▶ **Problem**
Scan the lines below for the string "JSON" and copy every one that has it.

------------------------------------------------------------

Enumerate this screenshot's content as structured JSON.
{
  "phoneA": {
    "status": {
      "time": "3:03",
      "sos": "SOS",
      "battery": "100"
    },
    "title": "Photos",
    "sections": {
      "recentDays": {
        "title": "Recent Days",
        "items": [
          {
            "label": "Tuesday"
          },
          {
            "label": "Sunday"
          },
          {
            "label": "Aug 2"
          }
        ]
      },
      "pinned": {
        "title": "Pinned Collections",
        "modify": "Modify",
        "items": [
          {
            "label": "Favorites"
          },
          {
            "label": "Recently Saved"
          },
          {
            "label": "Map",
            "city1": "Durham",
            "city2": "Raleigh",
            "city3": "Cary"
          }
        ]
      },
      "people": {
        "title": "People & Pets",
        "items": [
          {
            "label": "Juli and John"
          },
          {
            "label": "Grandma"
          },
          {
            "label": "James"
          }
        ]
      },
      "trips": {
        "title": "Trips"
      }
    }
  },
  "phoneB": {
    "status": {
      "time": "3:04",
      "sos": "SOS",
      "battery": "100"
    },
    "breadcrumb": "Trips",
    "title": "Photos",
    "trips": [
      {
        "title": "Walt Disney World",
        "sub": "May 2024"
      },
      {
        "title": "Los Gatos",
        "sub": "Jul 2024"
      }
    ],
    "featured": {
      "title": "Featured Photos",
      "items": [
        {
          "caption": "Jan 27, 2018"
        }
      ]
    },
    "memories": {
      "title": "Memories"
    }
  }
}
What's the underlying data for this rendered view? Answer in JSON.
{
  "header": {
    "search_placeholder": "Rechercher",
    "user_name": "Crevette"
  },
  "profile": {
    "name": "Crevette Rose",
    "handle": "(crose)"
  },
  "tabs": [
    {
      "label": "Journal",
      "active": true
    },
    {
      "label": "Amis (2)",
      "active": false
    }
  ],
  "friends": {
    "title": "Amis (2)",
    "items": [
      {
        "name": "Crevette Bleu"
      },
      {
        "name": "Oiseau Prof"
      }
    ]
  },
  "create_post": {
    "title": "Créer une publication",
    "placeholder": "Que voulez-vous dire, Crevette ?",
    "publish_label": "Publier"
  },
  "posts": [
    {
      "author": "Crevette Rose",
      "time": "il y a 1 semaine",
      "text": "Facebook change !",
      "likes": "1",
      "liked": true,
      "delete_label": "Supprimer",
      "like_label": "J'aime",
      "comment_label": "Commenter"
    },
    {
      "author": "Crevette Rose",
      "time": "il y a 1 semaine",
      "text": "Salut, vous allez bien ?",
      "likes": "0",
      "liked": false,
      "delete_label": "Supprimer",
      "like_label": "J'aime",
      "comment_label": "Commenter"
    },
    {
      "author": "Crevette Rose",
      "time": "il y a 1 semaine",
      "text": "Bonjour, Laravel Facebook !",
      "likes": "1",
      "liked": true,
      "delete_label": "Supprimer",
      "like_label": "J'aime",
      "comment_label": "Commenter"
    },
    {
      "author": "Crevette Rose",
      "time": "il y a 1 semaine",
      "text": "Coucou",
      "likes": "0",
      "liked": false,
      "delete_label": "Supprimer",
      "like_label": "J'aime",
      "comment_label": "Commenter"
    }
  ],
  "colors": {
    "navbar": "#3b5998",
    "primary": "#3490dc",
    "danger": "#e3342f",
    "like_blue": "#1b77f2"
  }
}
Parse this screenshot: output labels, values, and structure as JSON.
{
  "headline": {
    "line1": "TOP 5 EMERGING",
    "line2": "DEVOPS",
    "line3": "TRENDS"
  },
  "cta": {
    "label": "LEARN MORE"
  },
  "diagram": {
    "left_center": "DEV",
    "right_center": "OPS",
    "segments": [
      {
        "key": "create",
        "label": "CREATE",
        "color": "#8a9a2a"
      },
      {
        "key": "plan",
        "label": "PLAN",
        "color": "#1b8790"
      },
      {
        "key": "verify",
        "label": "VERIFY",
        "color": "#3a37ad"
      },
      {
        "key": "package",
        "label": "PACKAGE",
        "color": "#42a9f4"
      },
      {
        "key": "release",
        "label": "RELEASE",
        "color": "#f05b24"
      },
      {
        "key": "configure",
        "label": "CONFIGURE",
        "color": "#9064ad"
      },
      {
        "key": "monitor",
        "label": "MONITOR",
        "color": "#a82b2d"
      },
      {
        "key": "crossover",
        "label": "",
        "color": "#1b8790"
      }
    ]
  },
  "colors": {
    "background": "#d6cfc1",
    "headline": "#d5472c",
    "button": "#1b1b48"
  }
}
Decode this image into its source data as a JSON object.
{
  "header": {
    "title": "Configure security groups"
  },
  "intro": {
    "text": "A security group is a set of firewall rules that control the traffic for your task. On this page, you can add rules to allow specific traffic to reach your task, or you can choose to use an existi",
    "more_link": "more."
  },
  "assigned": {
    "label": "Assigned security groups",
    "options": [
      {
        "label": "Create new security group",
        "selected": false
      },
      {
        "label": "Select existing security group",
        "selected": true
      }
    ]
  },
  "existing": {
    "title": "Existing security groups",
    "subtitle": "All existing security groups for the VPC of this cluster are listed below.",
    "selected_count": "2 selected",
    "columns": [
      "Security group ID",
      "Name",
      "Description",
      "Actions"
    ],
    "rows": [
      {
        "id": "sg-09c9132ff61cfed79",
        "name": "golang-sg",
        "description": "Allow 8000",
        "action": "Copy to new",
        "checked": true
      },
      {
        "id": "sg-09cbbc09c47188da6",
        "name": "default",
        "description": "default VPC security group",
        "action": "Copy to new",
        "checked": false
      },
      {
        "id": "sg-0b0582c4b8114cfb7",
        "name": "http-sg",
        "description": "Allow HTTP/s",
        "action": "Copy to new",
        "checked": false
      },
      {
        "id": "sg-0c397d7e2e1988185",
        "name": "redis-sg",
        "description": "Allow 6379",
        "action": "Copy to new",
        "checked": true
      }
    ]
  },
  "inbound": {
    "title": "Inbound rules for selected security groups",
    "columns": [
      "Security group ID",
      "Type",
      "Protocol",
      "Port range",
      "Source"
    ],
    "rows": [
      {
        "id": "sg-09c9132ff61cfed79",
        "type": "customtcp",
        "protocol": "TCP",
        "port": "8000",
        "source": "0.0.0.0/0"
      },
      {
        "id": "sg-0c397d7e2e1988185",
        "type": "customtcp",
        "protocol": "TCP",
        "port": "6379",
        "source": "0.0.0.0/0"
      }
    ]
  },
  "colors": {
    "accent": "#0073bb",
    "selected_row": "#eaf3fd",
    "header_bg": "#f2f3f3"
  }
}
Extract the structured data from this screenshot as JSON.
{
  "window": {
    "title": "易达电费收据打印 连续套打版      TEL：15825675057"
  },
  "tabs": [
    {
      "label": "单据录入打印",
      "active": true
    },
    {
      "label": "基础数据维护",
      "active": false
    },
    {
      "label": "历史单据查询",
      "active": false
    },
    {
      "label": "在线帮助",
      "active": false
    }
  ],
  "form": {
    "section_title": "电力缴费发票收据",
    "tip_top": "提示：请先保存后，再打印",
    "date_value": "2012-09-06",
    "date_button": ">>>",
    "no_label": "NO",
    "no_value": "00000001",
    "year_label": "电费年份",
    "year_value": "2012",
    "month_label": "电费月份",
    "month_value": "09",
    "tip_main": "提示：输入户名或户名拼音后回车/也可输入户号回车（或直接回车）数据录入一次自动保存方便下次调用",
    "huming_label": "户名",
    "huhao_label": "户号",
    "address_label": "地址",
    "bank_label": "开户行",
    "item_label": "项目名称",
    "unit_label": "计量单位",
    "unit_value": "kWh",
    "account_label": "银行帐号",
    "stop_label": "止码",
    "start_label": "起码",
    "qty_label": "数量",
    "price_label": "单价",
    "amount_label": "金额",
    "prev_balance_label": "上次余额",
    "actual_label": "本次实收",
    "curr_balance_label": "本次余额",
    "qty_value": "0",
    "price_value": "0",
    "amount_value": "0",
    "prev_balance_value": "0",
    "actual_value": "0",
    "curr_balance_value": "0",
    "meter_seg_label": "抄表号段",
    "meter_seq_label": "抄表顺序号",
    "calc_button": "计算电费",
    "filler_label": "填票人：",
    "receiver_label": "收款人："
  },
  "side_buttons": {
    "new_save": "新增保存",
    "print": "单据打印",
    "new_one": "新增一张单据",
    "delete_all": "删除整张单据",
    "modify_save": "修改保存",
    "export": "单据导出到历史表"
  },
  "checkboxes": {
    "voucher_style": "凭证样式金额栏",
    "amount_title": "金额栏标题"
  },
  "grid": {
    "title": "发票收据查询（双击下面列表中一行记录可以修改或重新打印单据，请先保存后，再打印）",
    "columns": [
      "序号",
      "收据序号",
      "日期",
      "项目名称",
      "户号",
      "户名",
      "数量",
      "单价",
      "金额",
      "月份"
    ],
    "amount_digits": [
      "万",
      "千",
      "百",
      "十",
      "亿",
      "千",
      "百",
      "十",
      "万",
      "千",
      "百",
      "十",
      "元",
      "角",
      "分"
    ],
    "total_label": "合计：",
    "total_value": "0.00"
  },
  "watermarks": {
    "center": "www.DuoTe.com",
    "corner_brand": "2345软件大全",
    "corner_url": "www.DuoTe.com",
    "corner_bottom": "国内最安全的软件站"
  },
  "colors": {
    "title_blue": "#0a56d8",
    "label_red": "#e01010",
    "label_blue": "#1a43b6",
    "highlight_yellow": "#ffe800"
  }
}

------------------------------------------------------------

▶ **Final result**
Enumerate this screenshot's content as structured JSON.
What's the underlying data for this rendered view? Answer in JSON.
Parse this screenshot: output labels, values, and structure as JSON.
Decode this image into its source data as a JSON object.
Extract the structured data from this screenshot as JSON.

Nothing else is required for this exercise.